• Work to be completed
Below is a block of records; reproduce all of them exactly and leave out any pictures.

(Saved data entries)
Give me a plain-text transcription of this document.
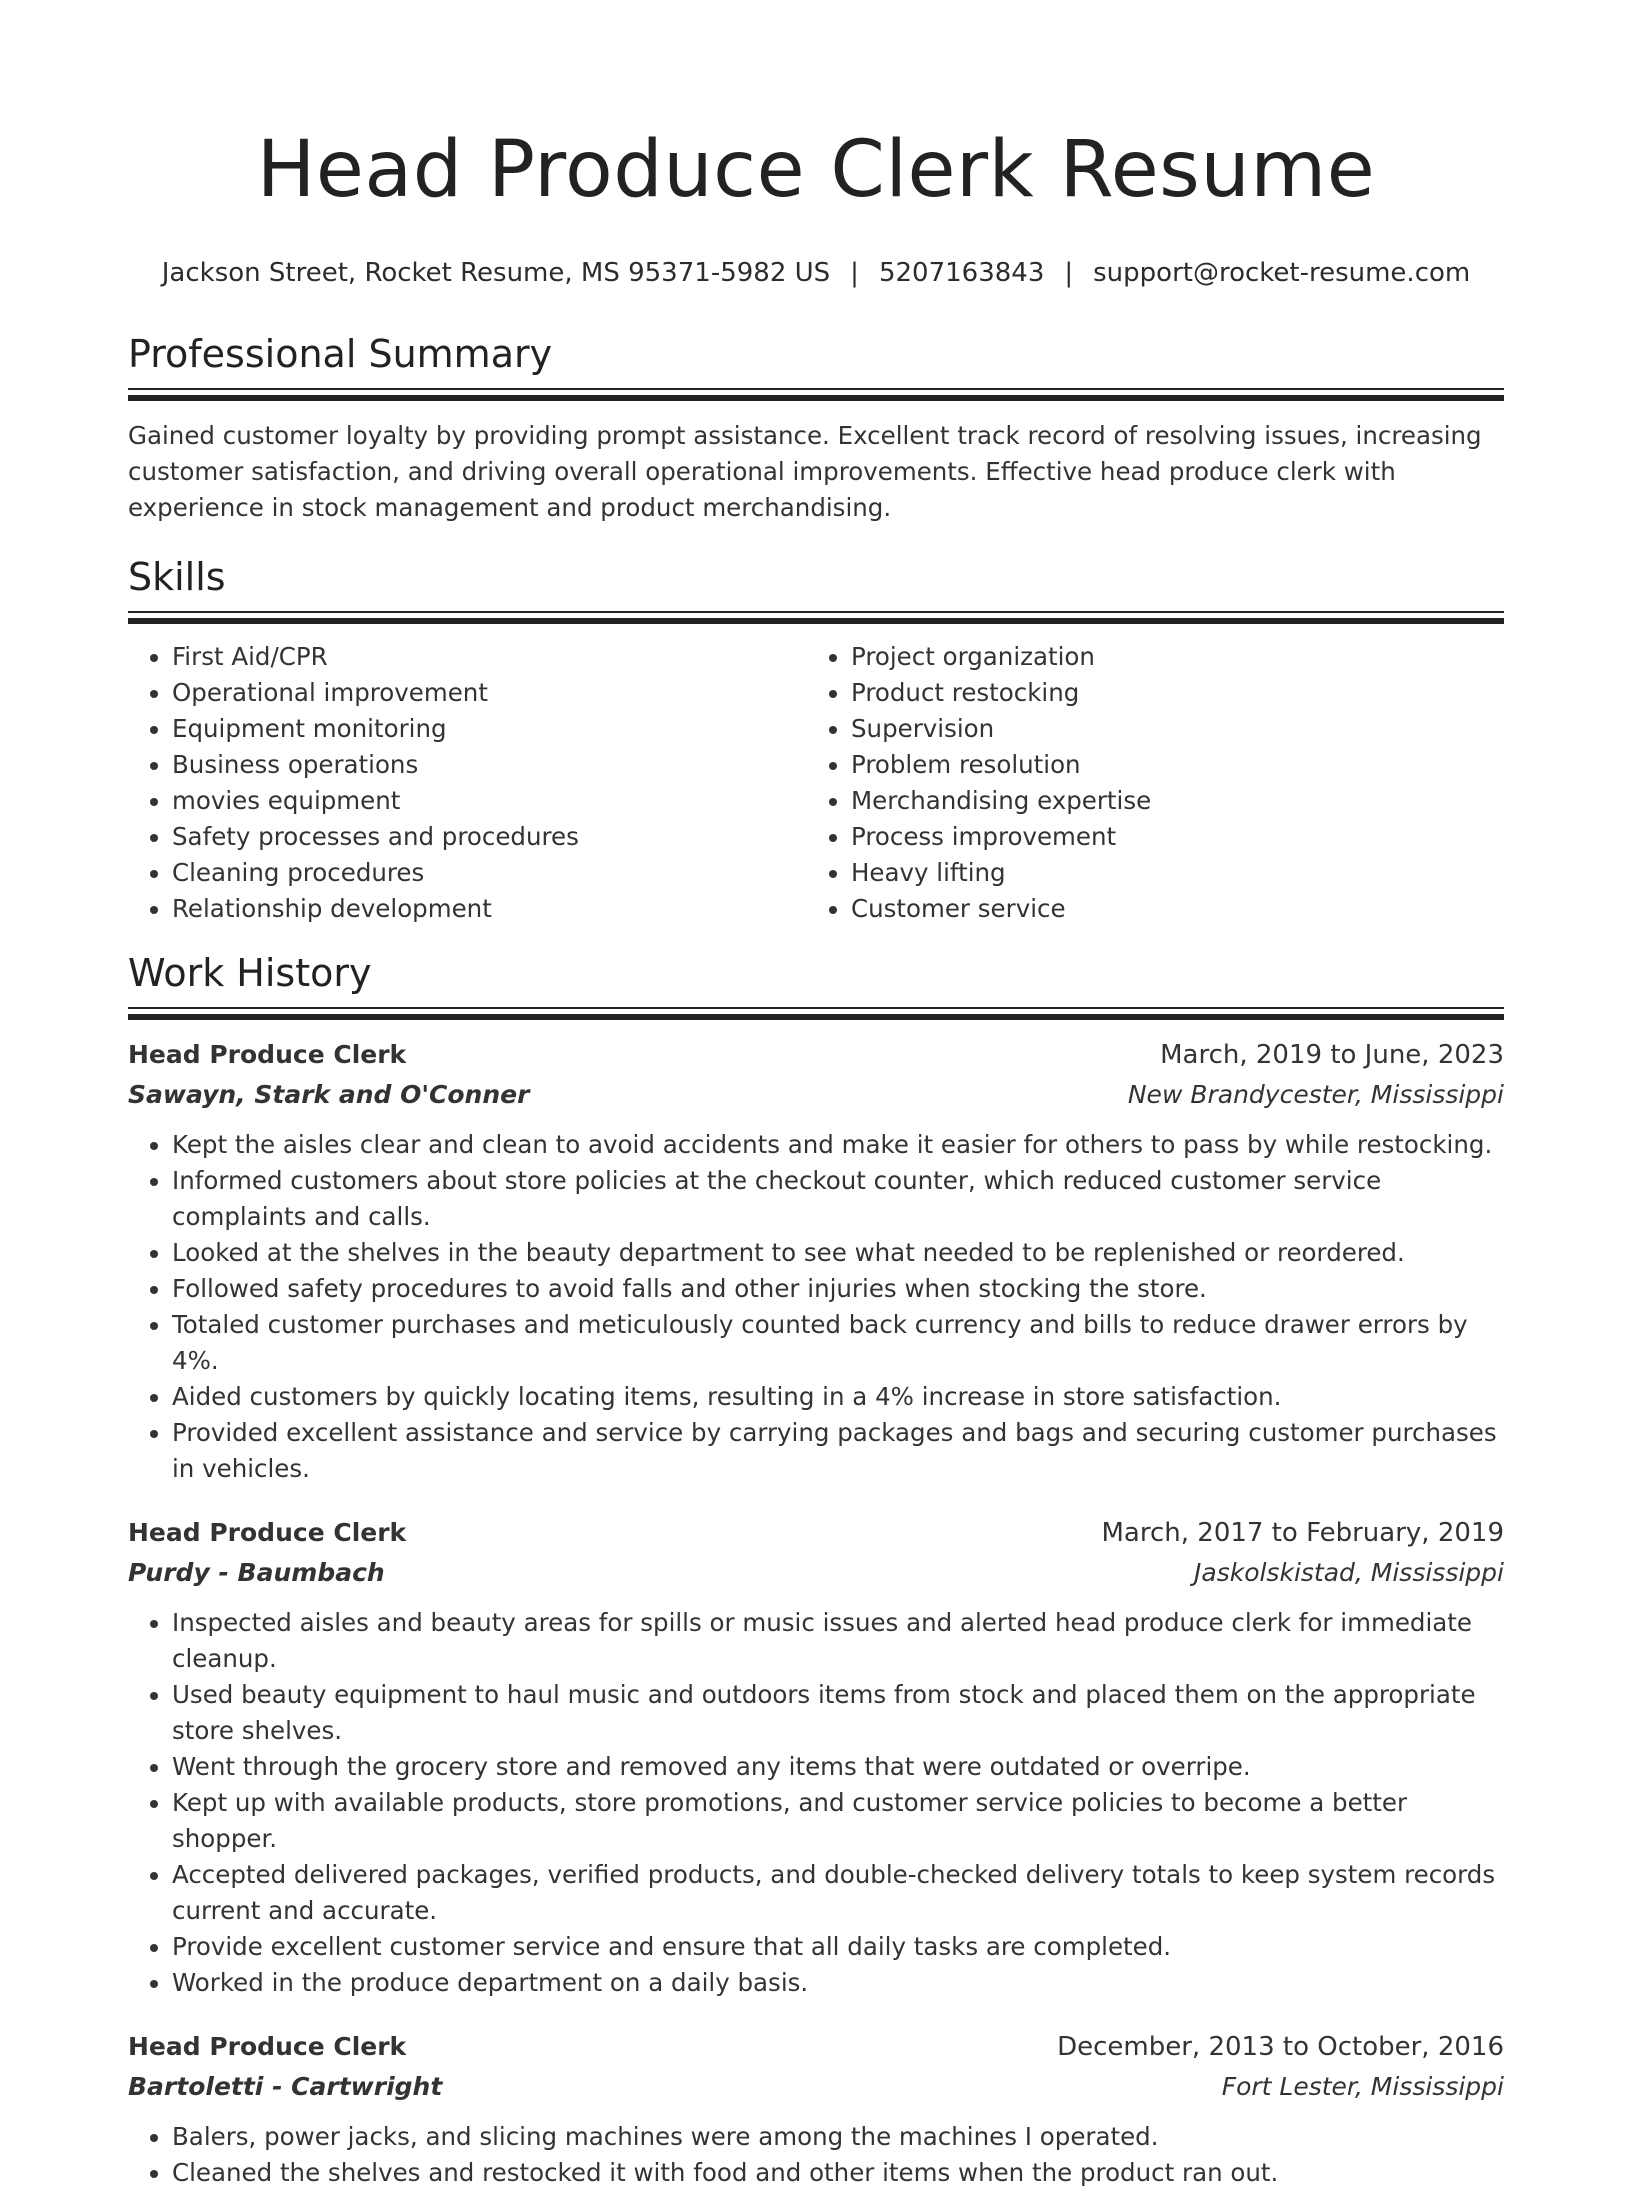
Head Produce Clerk Resume
Jackson Street, Rocket Resume, MS 95371-5982 US | 5207163843 | support@rocket-resume.com
Professional Summary

Gained customer loyalty by providing prompt assistance. Excellent track record of resolving issues, increasing customer satisfaction, and driving overall operational improvements. Effective head produce clerk with experience in stock management and product merchandising.

Skills
• First Aid/CPR
• Operational improvement
• Equipment monitoring
• Business operations
• movies equipment
• Safety processes and procedures
• Cleaning procedures
• Relationship development
• Project organization
• Product restocking
• Supervision
• Problem resolution
• Merchandising expertise
• Process improvement
• Heavy lifting
• Customer service
Work History
Head Produce Clerk	March, 2019 to June, 2023
Sawayn, Stark and O'Conner	New Brandycester, Mississippi
• Kept the aisles clear and clean to avoid accidents and make it easier for others to pass by while restocking.
• Informed customers about store policies at the checkout counter, which reduced customer service complaints and calls.
• Looked at the shelves in the beauty department to see what needed to be replenished or reordered.
• Followed safety procedures to avoid falls and other injuries when stocking the store.
• Totaled customer purchases and meticulously counted back currency and bills to reduce drawer errors by 4%.
• Aided customers by quickly locating items, resulting in a 4% increase in store satisfaction.
• Provided excellent assistance and service by carrying packages and bags and securing customer purchases in vehicles.
Head Produce Clerk	March, 2017 to February, 2019
Purdy - Baumbach	Jaskolskistad, Mississippi
• Inspected aisles and beauty areas for spills or music issues and alerted head produce clerk for immediate cleanup.
• Used beauty equipment to haul music and outdoors items from stock and placed them on the appropriate store shelves.
• Went through the grocery store and removed any items that were outdated or overripe.
• Kept up with available products, store promotions, and customer service policies to become a better shopper.
• Accepted delivered packages, verified products, and double-checked delivery totals to keep system records current and accurate.
• Provide excellent customer service and ensure that all daily tasks are completed.
• Worked in the produce department on a daily basis.
Head Produce Clerk	December, 2013 to October, 2016
Bartoletti - Cartwright	Fort Lester, Mississippi
• Balers, power jacks, and slicing machines were among the machines I operated.
• Cleaned the shelves and restocked it with food and other items when the product ran out.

• Reply
Give me a plain-text transcription of this document.
Head Produce Clerk Resume
Jackson Street, Rocket Resume, MS 95371-5982 US | 5207163843 | support@rocket-resume.com
Professional Summary

Gained customer loyalty by providing prompt assistance. Excellent track record of resolving issues, increasing customer satisfaction, and driving overall operational improvements. Effective head produce clerk with experience in stock management and product merchandising.

Skills
• First Aid/CPR
• Operational improvement
• Equipment monitoring
• Business operations
• movies equipment
• Safety processes and procedures
• Cleaning procedures
• Relationship development
• Project organization
• Product restocking
• Supervision
• Problem resolution
• Merchandising expertise
• Process improvement
• Heavy lifting
• Customer service
Work History
Head Produce Clerk	March, 2019 to June, 2023
Sawayn, Stark and O'Conner	New Brandycester, Mississippi
• Kept the aisles clear and clean to avoid accidents and make it easier for others to pass by while restocking.
• Informed customers about store policies at the checkout counter, which reduced customer service complaints and calls.
• Looked at the shelves in the beauty department to see what needed to be replenished or reordered.
• Followed safety procedures to avoid falls and other injuries when stocking the store.
• Totaled customer purchases and meticulously counted back currency and bills to reduce drawer errors by 4%.
• Aided customers by quickly locating items, resulting in a 4% increase in store satisfaction.
• Provided excellent assistance and service by carrying packages and bags and securing customer purchases in vehicles.
Head Produce Clerk	March, 2017 to February, 2019
Purdy - Baumbach	Jaskolskistad, Mississippi
• Inspected aisles and beauty areas for spills or music issues and alerted head produce clerk for immediate cleanup.
• Used beauty equipment to haul music and outdoors items from stock and placed them on the appropriate store shelves.
• Went through the grocery store and removed any items that were outdated or overripe.
• Kept up with available products, store promotions, and customer service policies to become a better shopper.
• Accepted delivered packages, verified products, and double-checked delivery totals to keep system records current and accurate.
• Provide excellent customer service and ensure that all daily tasks are completed.
• Worked in the produce department on a daily basis.
Head Produce Clerk	December, 2013 to October, 2016
Bartoletti - Cartwright	Fort Lester, Mississippi
• Balers, power jacks, and slicing machines were among the machines I operated.
• Cleaned the shelves and restocked it with food and other items when the product ran out.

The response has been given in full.